*Work to complete*: Each entry below should be reproduced character for character.

[BEGIN Dataset excerpts]

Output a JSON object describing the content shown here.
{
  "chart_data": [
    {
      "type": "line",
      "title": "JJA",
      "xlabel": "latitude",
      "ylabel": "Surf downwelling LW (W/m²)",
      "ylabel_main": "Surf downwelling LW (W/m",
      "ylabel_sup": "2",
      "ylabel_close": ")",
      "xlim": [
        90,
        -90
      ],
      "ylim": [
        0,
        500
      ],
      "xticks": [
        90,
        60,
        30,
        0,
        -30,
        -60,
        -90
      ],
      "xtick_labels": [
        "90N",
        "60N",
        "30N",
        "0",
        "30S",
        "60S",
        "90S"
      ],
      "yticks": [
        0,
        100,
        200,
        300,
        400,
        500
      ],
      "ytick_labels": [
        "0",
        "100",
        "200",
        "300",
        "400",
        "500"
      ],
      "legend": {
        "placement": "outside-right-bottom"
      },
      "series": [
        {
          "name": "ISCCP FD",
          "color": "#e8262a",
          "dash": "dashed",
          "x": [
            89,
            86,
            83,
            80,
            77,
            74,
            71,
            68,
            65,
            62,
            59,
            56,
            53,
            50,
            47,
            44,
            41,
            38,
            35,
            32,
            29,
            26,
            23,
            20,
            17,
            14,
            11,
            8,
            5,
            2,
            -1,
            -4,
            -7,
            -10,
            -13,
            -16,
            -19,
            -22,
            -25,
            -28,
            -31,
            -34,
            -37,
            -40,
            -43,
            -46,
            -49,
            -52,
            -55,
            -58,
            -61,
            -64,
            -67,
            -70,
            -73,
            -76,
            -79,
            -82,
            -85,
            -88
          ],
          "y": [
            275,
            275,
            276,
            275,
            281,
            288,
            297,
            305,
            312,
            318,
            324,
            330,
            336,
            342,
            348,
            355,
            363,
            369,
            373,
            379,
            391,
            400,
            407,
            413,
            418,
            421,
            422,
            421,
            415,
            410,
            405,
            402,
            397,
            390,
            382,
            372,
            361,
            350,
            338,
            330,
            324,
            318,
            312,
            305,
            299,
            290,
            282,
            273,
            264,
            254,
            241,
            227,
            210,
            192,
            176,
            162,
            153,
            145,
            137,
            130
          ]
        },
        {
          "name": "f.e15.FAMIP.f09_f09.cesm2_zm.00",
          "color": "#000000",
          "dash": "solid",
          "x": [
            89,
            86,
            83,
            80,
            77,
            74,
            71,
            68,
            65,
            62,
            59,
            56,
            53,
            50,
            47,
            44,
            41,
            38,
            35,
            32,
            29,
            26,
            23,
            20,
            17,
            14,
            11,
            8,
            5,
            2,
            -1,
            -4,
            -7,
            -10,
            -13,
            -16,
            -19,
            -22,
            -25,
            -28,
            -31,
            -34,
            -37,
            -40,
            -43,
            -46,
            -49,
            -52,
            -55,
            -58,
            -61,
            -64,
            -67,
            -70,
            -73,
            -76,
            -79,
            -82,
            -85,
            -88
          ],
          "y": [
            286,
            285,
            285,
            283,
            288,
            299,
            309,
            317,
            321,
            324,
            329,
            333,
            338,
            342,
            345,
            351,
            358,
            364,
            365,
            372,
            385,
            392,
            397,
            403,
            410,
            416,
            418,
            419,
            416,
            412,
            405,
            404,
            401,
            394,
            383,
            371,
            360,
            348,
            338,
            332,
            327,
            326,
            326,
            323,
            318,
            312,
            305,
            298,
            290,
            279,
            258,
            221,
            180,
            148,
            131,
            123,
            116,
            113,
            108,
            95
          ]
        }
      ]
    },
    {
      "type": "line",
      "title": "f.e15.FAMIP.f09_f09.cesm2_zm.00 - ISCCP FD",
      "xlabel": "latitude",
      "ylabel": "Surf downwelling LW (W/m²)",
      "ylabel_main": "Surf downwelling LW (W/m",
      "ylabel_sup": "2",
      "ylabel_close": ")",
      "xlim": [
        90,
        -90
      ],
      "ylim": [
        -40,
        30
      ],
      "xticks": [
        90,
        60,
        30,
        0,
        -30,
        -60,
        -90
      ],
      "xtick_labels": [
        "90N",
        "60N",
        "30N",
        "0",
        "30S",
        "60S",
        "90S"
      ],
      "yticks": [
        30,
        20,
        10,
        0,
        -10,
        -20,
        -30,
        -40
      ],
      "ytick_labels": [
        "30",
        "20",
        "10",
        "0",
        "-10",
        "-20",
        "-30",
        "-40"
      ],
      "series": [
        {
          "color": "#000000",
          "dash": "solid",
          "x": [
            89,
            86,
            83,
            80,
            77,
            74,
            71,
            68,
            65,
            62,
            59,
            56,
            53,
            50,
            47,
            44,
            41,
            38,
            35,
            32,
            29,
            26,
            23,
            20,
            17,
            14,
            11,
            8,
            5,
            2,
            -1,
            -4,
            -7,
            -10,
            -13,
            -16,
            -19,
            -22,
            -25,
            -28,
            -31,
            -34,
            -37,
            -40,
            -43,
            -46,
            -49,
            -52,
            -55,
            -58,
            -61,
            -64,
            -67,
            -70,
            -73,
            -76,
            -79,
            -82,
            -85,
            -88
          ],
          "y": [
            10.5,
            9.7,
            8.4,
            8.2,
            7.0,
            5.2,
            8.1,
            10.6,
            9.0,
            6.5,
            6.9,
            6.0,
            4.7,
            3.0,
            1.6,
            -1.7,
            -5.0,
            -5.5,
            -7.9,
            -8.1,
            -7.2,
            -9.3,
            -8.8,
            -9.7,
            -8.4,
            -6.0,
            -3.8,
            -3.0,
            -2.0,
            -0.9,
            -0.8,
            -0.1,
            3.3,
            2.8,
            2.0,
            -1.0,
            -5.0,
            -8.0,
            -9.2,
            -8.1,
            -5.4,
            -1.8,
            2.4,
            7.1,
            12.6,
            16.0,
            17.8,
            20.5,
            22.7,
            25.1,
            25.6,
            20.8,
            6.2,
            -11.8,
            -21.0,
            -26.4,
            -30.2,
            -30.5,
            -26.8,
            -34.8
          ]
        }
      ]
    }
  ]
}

[END Dataset excerpts]

*Result*:
Output a JSON object describing the content shown here.
{
  "chart_data": [
    {
      "type": "line",
      "title": "JJA",
      "xlabel": "latitude",
      "ylabel": "Surf downwelling LW (W/m²)",
      "ylabel_main": "Surf downwelling LW (W/m",
      "ylabel_sup": "2",
      "ylabel_close": ")",
      "xlim": [
        90,
        -90
      ],
      "ylim": [
        0,
        500
      ],
      "xticks": [
        90,
        60,
        30,
        0,
        -30,
        -60,
        -90
      ],
      "xtick_labels": [
        "90N",
        "60N",
        "30N",
        "0",
        "30S",
        "60S",
        "90S"
      ],
      "yticks": [
        0,
        100,
        200,
        300,
        400,
        500
      ],
      "ytick_labels": [
        "0",
        "100",
        "200",
        "300",
        "400",
        "500"
      ],
      "legend": {
        "placement": "outside-right-bottom"
      },
      "series": [
        {
          "name": "ISCCP FD",
          "color": "#e8262a",
          "dash": "dashed",
          "x": [
            89,
            86,
            83,
            80,
            77,
            74,
            71,
            68,
            65,
            62,
            59,
            56,
            53,
            50,
            47,
            44,
            41,
            38,
            35,
            32,
            29,
            26,
            23,
            20,
            17,
            14,
            11,
            8,
            5,
            2,
            -1,
            -4,
            -7,
            -10,
            -13,
            -16,
            -19,
            -22,
            -25,
            -28,
            -31,
            -34,
            -37,
            -40,
            -43,
            -46,
            -49,
            -52,
            -55,
            -58,
            -61,
            -64,
            -67,
            -70,
            -73,
            -76,
            -79,
            -82,
            -85,
            -88
          ],
          "y": [
            275,
            275,
            276,
            275,
            281,
            288,
            297,
            305,
            312,
            318,
            324,
            330,
            336,
            342,
            348,
            355,
            363,
            369,
            373,
            379,
            391,
            400,
            407,
            413,
            418,
            421,
            422,
            421,
            415,
            410,
            405,
            402,
            397,
            390,
            382,
            372,
            361,
            350,
            338,
            330,
            324,
            318,
            312,
            305,
            299,
            290,
            282,
            273,
            264,
            254,
            241,
            227,
            210,
            192,
            176,
            162,
            153,
            145,
            137,
            130
          ]
        },
        {
          "name": "f.e15.FAMIP.f09_f09.cesm2_zm.00",
          "color": "#000000",
          "dash": "solid",
          "x": [
            89,
            86,
            83,
            80,
            77,
            74,
            71,
            68,
            65,
            62,
            59,
            56,
            53,
            50,
            47,
            44,
            41,
            38,
            35,
            32,
            29,
            26,
            23,
            20,
            17,
            14,
            11,
            8,
            5,
            2,
            -1,
            -4,
            -7,
            -10,
            -13,
            -16,
            -19,
            -22,
            -25,
            -28,
            -31,
            -34,
            -37,
            -40,
            -43,
            -46,
            -49,
            -52,
            -55,
            -58,
            -61,
            -64,
            -67,
            -70,
            -73,
            -76,
            -79,
            -82,
            -85,
            -88
          ],
          "y": [
            286,
            285,
            285,
            283,
            288,
            299,
            309,
            317,
            321,
            324,
            329,
            333,
            338,
            342,
            345,
            351,
            358,
            364,
            365,
            372,
            385,
            392,
            397,
            403,
            410,
            416,
            418,
            419,
            416,
            412,
            405,
            404,
            401,
            394,
            383,
            371,
            360,
            348,
            338,
            332,
            327,
            326,
            326,
            323,
            318,
            312,
            305,
            298,
            290,
            279,
            258,
            221,
            180,
            148,
            131,
            123,
            116,
            113,
            108,
            95
          ]
        }
      ]
    },
    {
      "type": "line",
      "title": "f.e15.FAMIP.f09_f09.cesm2_zm.00 - ISCCP FD",
      "xlabel": "latitude",
      "ylabel": "Surf downwelling LW (W/m²)",
      "ylabel_main": "Surf downwelling LW (W/m",
      "ylabel_sup": "2",
      "ylabel_close": ")",
      "xlim": [
        90,
        -90
      ],
      "ylim": [
        -40,
        30
      ],
      "xticks": [
        90,
        60,
        30,
        0,
        -30,
        -60,
        -90
      ],
      "xtick_labels": [
        "90N",
        "60N",
        "30N",
        "0",
        "30S",
        "60S",
        "90S"
      ],
      "yticks": [
        30,
        20,
        10,
        0,
        -10,
        -20,
        -30,
        -40
      ],
      "ytick_labels": [
        "30",
        "20",
        "10",
        "0",
        "-10",
        "-20",
        "-30",
        "-40"
      ],
      "series": [
        {
          "color": "#000000",
          "dash": "solid",
          "x": [
            89,
            86,
            83,
            80,
            77,
            74,
            71,
            68,
            65,
            62,
            59,
            56,
            53,
            50,
            47,
            44,
            41,
            38,
            35,
            32,
            29,
            26,
            23,
            20,
            17,
            14,
            11,
            8,
            5,
            2,
            -1,
            -4,
            -7,
            -10,
            -13,
            -16,
            -19,
            -22,
            -25,
            -28,
            -31,
            -34,
            -37,
            -40,
            -43,
            -46,
            -49,
            -52,
            -55,
            -58,
            -61,
            -64,
            -67,
            -70,
            -73,
            -76,
            -79,
            -82,
            -85,
            -88
          ],
          "y": [
            10.5,
            9.7,
            8.4,
            8.2,
            7.0,
            5.2,
            8.1,
            10.6,
            9.0,
            6.5,
            6.9,
            6.0,
            4.7,
            3.0,
            1.6,
            -1.7,
            -5.0,
            -5.5,
            -7.9,
            -8.1,
            -7.2,
            -9.3,
            -8.8,
            -9.7,
            -8.4,
            -6.0,
            -3.8,
            -3.0,
            -2.0,
            -0.9,
            -0.8,
            -0.1,
            3.3,
            2.8,
            2.0,
            -1.0,
            -5.0,
            -8.0,
            -9.2,
            -8.1,
            -5.4,
            -1.8,
            2.4,
            7.1,
            12.6,
            16.0,
            17.8,
            20.5,
            22.7,
            25.1,
            25.6,
            20.8,
            6.2,
            -11.8,
            -21.0,
            -26.4,
            -30.2,
            -30.5,
            -26.8,
            -34.8
          ]
        }
      ]
    }
  ]
}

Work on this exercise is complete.